## Your task
Pick out the lines in the listing below that contain the word "novembre" and copy them.

## Data records

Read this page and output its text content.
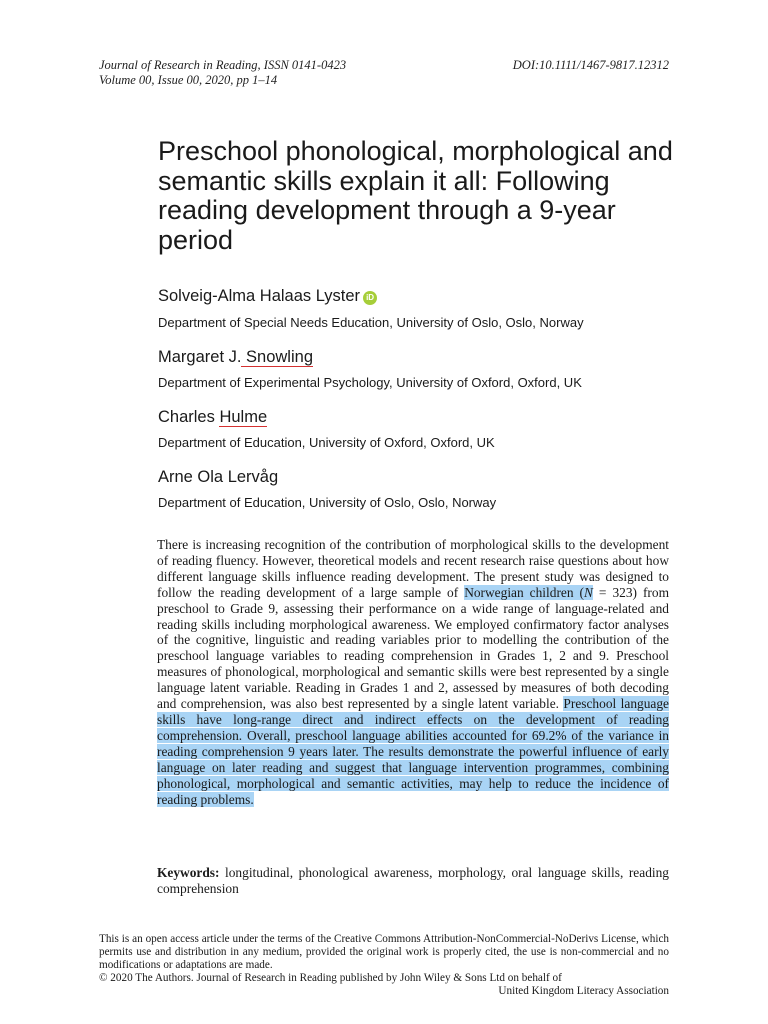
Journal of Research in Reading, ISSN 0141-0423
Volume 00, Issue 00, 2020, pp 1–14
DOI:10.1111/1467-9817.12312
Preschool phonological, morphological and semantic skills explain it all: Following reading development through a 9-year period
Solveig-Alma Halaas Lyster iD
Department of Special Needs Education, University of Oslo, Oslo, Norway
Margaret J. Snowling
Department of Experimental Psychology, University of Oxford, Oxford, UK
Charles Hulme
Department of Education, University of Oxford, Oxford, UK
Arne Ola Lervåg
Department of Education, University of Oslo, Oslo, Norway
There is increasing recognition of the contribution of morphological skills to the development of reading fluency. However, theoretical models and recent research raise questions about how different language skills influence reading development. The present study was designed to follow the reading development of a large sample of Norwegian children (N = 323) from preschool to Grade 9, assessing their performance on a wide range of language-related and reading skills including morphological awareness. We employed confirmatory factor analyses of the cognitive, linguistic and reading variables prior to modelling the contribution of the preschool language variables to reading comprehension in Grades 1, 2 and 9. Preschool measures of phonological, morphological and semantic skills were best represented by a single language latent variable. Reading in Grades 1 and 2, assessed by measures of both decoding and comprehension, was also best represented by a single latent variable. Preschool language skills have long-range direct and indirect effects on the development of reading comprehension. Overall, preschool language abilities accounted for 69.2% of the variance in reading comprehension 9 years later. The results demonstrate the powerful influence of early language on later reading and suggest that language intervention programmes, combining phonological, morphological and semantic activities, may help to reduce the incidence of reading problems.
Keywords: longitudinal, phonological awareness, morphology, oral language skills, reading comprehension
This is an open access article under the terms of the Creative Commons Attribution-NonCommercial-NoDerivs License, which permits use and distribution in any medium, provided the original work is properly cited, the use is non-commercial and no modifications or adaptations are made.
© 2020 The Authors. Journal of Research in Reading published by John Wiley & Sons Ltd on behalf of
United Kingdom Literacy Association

* * *

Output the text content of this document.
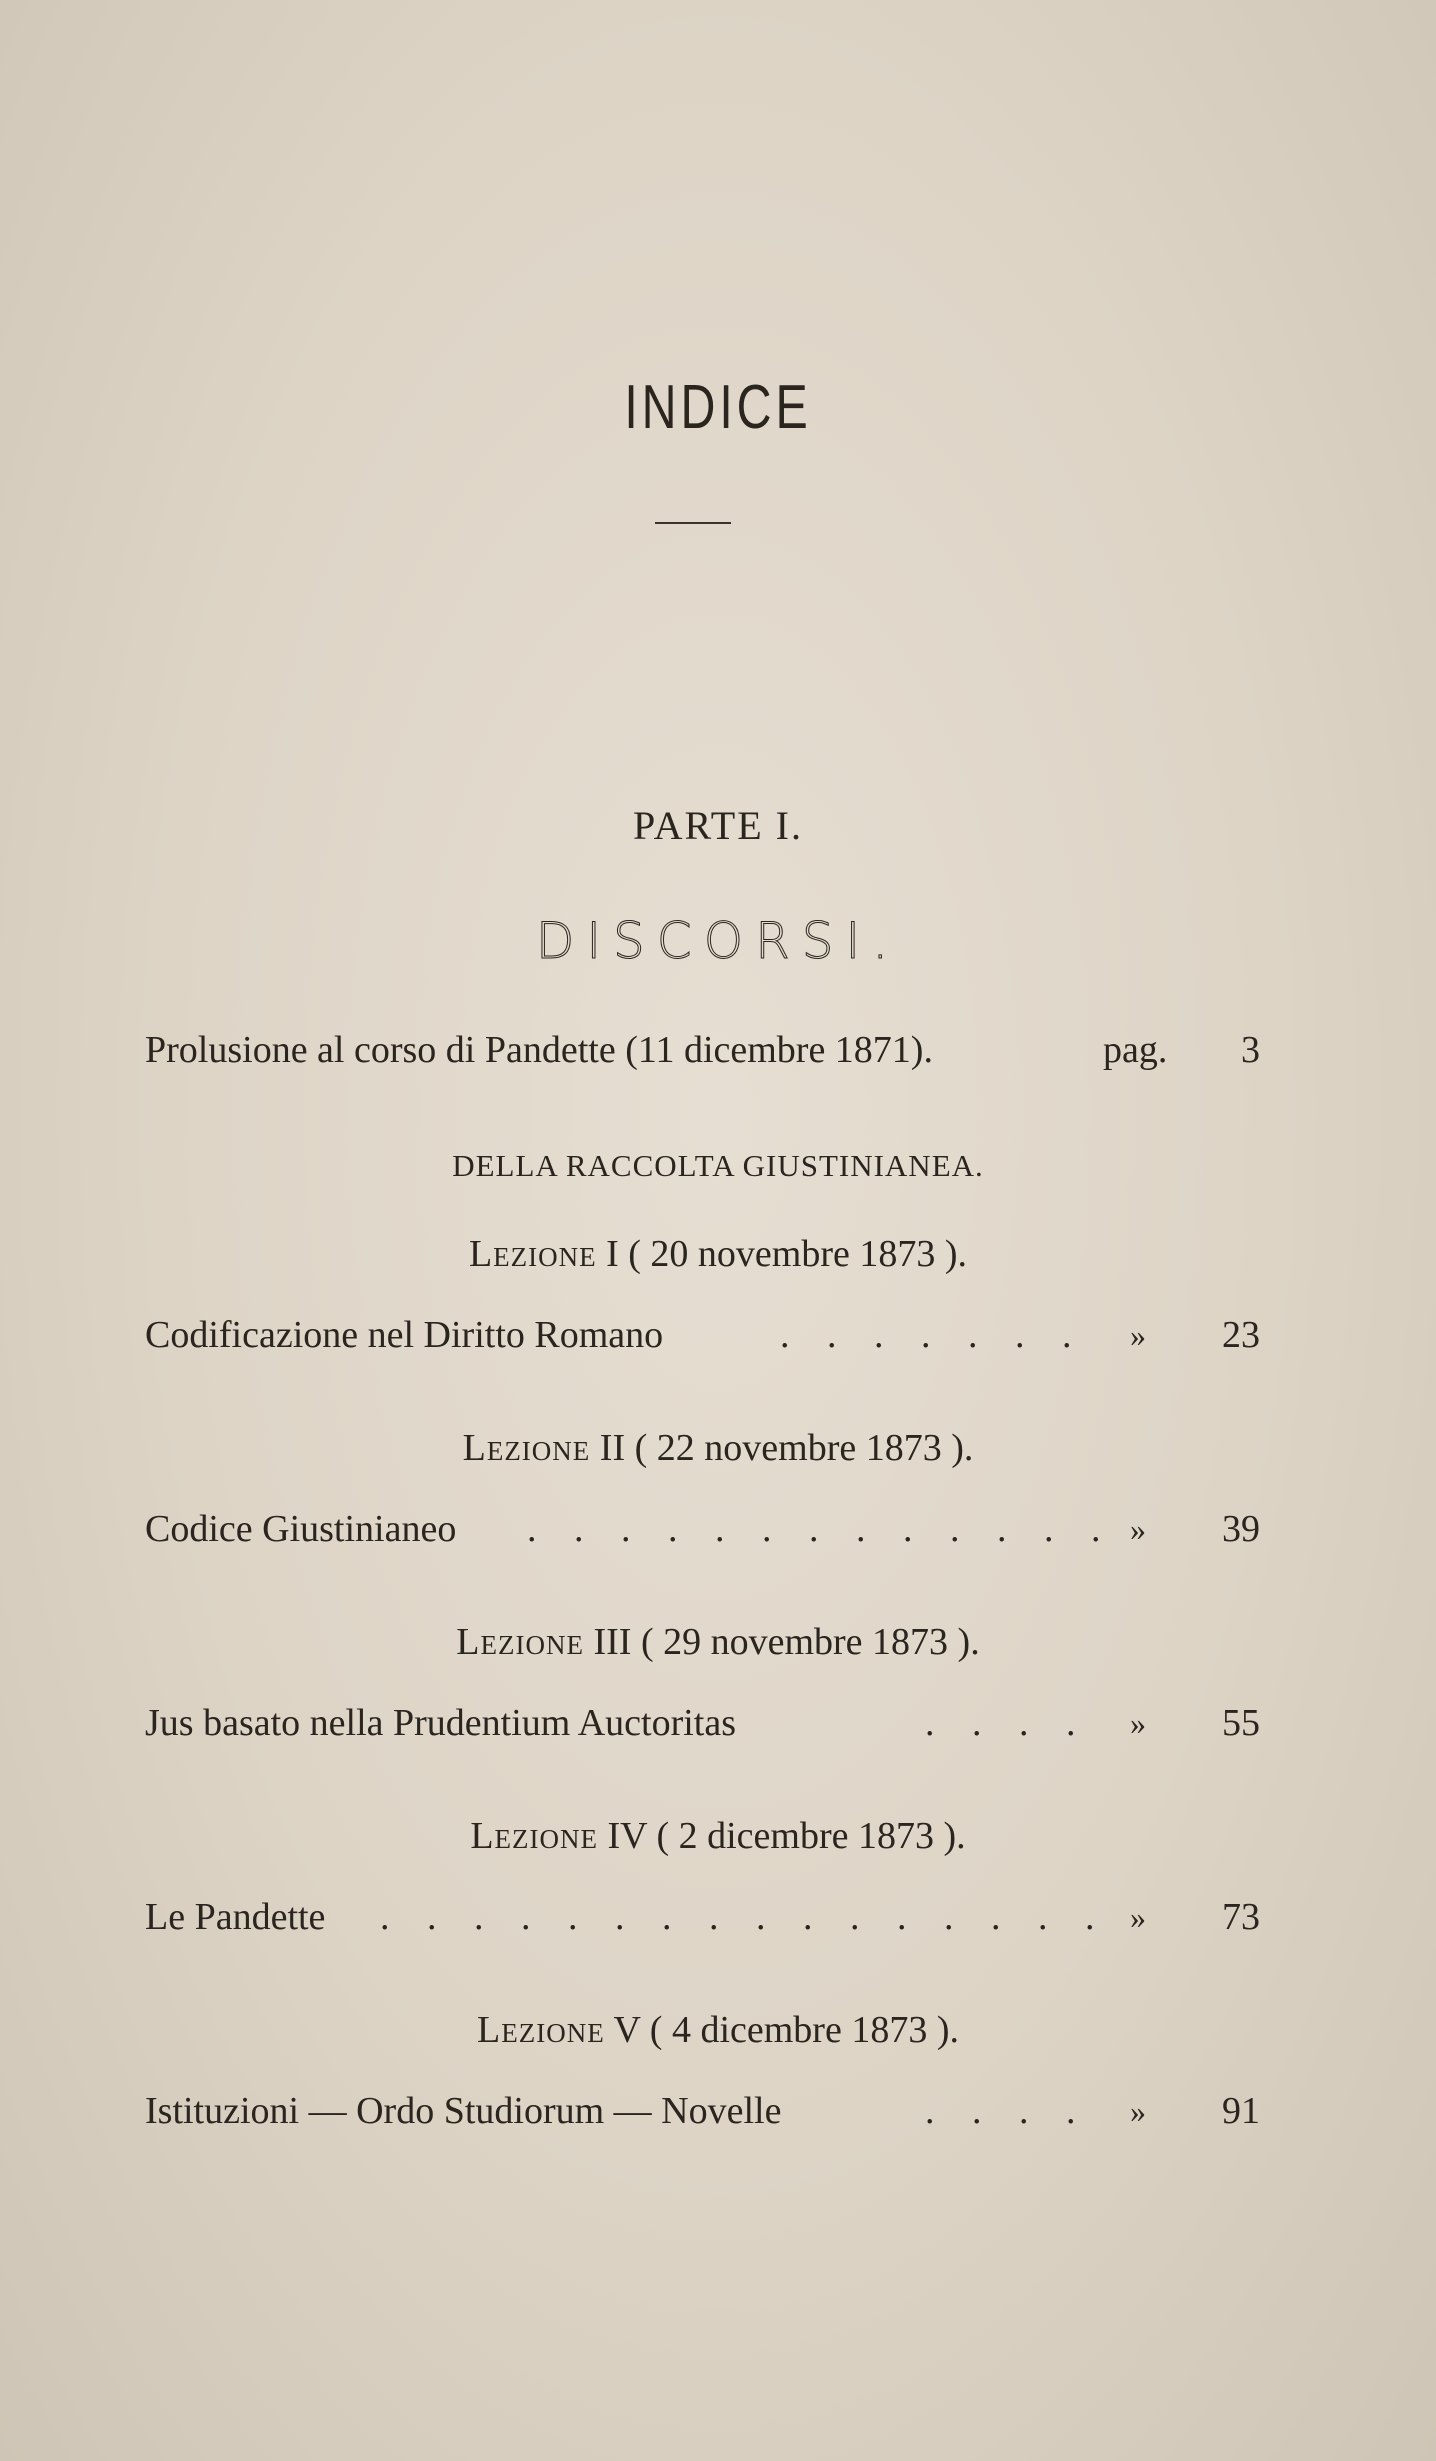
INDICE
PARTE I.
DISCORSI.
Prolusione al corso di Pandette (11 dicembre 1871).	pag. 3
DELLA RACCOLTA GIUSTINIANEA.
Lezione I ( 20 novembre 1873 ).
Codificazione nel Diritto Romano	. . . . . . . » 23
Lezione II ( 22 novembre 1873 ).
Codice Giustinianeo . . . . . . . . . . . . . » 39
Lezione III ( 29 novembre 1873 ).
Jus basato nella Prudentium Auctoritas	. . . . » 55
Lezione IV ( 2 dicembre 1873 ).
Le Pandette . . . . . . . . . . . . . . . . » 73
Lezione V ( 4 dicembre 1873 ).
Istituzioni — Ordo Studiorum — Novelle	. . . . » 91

## Answer to the exercise
Lezione I ( 20 novembre 1873 ).
Lezione II ( 22 novembre 1873 ).
Lezione III ( 29 novembre 1873 ).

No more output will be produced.